- [MATERIAL PROVIDED]
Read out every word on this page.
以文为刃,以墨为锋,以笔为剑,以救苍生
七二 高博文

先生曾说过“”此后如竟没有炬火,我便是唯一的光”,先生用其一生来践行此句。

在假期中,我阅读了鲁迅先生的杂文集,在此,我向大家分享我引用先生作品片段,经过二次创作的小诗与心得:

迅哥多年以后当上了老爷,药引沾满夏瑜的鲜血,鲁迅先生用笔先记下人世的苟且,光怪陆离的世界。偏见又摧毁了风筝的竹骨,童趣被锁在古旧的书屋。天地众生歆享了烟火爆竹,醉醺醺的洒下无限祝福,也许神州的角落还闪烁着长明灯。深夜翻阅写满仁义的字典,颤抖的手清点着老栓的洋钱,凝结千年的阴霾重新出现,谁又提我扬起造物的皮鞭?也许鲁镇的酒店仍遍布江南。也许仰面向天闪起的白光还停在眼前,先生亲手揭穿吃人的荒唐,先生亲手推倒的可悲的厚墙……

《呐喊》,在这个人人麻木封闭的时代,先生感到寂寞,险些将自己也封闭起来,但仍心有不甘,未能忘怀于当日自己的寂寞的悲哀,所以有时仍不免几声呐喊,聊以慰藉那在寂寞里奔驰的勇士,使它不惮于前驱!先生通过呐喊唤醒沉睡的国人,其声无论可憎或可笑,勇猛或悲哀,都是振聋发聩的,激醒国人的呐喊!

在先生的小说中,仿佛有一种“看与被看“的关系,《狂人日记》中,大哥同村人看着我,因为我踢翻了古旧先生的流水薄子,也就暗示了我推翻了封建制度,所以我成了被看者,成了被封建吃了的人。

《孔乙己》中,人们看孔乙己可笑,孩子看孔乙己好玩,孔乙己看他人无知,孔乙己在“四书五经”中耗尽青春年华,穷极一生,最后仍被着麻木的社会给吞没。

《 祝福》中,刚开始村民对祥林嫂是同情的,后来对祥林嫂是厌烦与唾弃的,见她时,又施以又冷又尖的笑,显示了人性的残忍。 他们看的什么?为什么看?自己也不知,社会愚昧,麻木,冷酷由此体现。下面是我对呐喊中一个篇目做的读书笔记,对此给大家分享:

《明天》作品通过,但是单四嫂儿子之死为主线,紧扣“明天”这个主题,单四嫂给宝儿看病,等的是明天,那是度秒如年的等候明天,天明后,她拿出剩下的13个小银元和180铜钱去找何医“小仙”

- [EXERCISE REQUIREMENTS] Set down each entry again, unchanged.

- [TASK ANSWER]
Read out every word on this page.
以文为刃,以墨为锋,以笔为剑,以救苍生
七二 高博文

先生曾说过“”此后如竟没有炬火,我便是唯一的光”,先生用其一生来践行此句。

在假期中,我阅读了鲁迅先生的杂文集,在此,我向大家分享我引用先生作品片段,经过二次创作的小诗与心得:

迅哥多年以后当上了老爷,药引沾满夏瑜的鲜血,鲁迅先生用笔先记下人世的苟且,光怪陆离的世界。偏见又摧毁了风筝的竹骨,童趣被锁在古旧的书屋。天地众生歆享了烟火爆竹,醉醺醺的洒下无限祝福,也许神州的角落还闪烁着长明灯。深夜翻阅写满仁义的字典,颤抖的手清点着老栓的洋钱,凝结千年的阴霾重新出现,谁又提我扬起造物的皮鞭?也许鲁镇的酒店仍遍布江南。也许仰面向天闪起的白光还停在眼前,先生亲手揭穿吃人的荒唐,先生亲手推倒的可悲的厚墙……

《呐喊》,在这个人人麻木封闭的时代,先生感到寂寞,险些将自己也封闭起来,但仍心有不甘,未能忘怀于当日自己的寂寞的悲哀,所以有时仍不免几声呐喊,聊以慰藉那在寂寞里奔驰的勇士,使它不惮于前驱!先生通过呐喊唤醒沉睡的国人,其声无论可憎或可笑,勇猛或悲哀,都是振聋发聩的,激醒国人的呐喊!

在先生的小说中,仿佛有一种“看与被看“的关系,《狂人日记》中,大哥同村人看着我,因为我踢翻了古旧先生的流水薄子,也就暗示了我推翻了封建制度,所以我成了被看者,成了被封建吃了的人。

《孔乙己》中,人们看孔乙己可笑,孩子看孔乙己好玩,孔乙己看他人无知,孔乙己在“四书五经”中耗尽青春年华,穷极一生,最后仍被着麻木的社会给吞没。

《 祝福》中,刚开始村民对祥林嫂是同情的,后来对祥林嫂是厌烦与唾弃的,见她时,又施以又冷又尖的笑,显示了人性的残忍。 他们看的什么?为什么看?自己也不知,社会愚昧,麻木,冷酷由此体现。下面是我对呐喊中一个篇目做的读书笔记,对此给大家分享:

《明天》作品通过,但是单四嫂儿子之死为主线,紧扣“明天”这个主题,单四嫂给宝儿看病,等的是明天,那是度秒如年的等候明天,天明后,她拿出剩下的13个小银元和180铜钱去找何医“小仙”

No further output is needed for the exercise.